◆ **PROVIDED MATERIAL**:
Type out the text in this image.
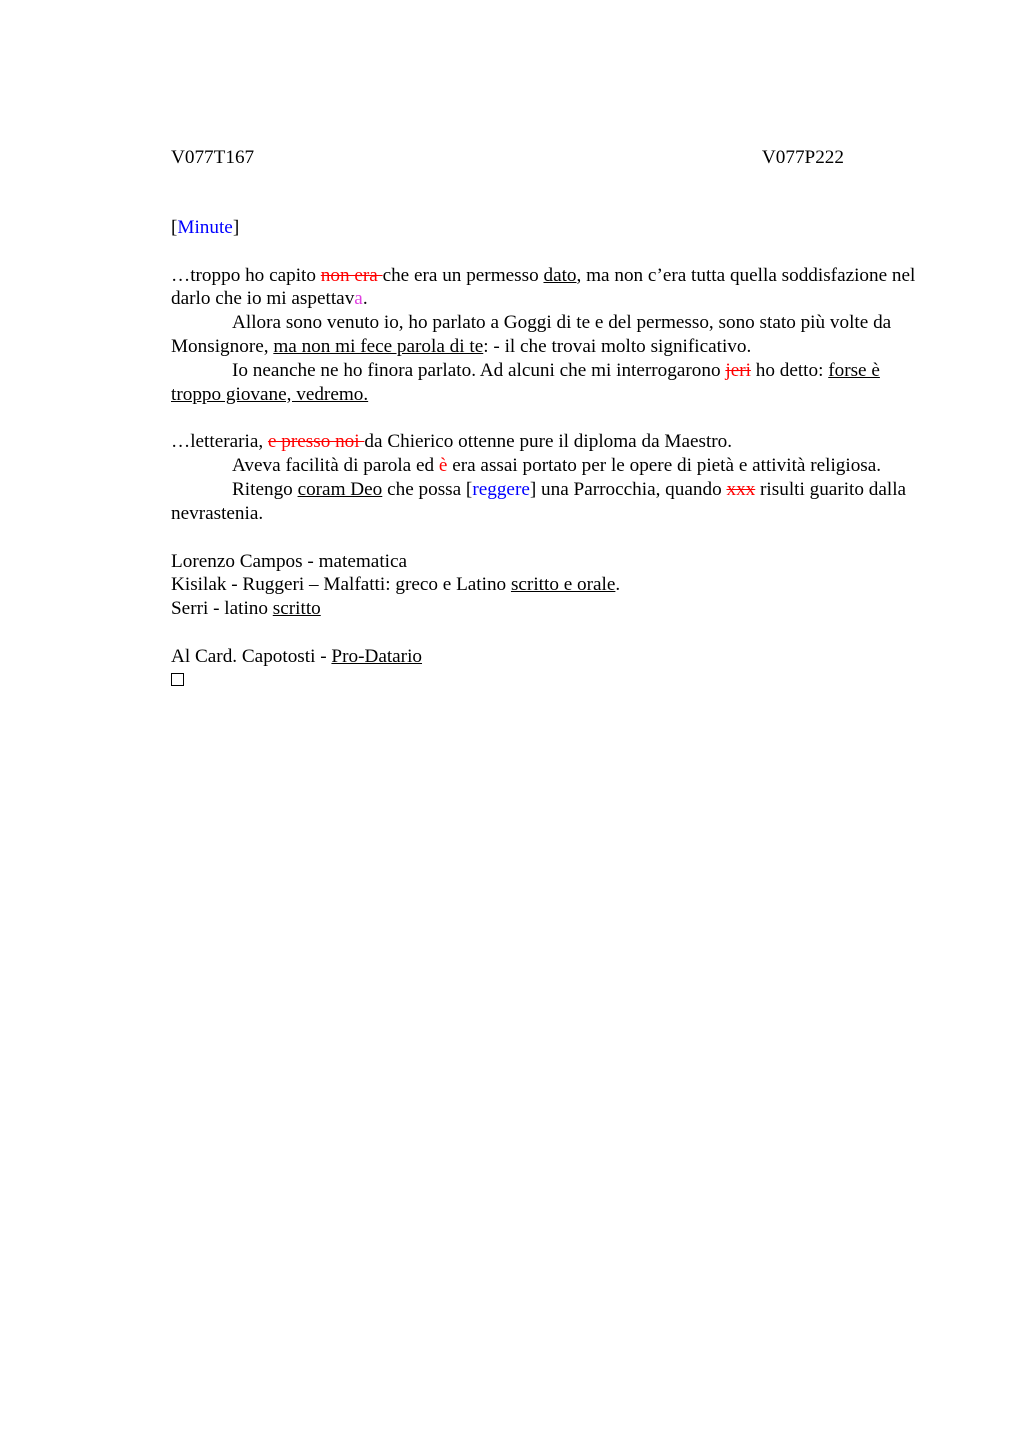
V077T167	V077P222

[Minute]

…troppo ho capito non era che era un permesso dato, ma non c’era tutta quella soddisfazione nel darlo che io mi aspettava.

Allora sono venuto io, ho parlato a Goggi di te e del permesso, sono stato più volte da Monsignore, ma non mi fece parola di te: - il che trovai molto significativo.

Io neanche ne ho finora parlato. Ad alcuni che mi interrogarono jeri ho detto: forse è troppo giovane, vedremo.

…letteraria, e presso noi da Chierico ottenne pure il diploma da Maestro.

Aveva facilità di parola ed è era assai portato per le opere di pietà e attività religiosa.

Ritengo coram Deo che possa [reggere] una Parrocchia, quando xxx risulti guarito dalla nevrastenia.

Lorenzo Campos - matematica

Kisilak - Ruggeri – Malfatti: greco e Latino scritto e orale.

Serri - latino scritto

Al Card. Capotosti - Pro-Datario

◆ **GOAL**:
Only lines holding the string "scritto" are wanted; gather each one from the entries above.

◆ **THE COMPLETED TASK**:
Kisilak - Ruggeri – Malfatti: greco e Latino scritto e orale.
Serri - latino scritto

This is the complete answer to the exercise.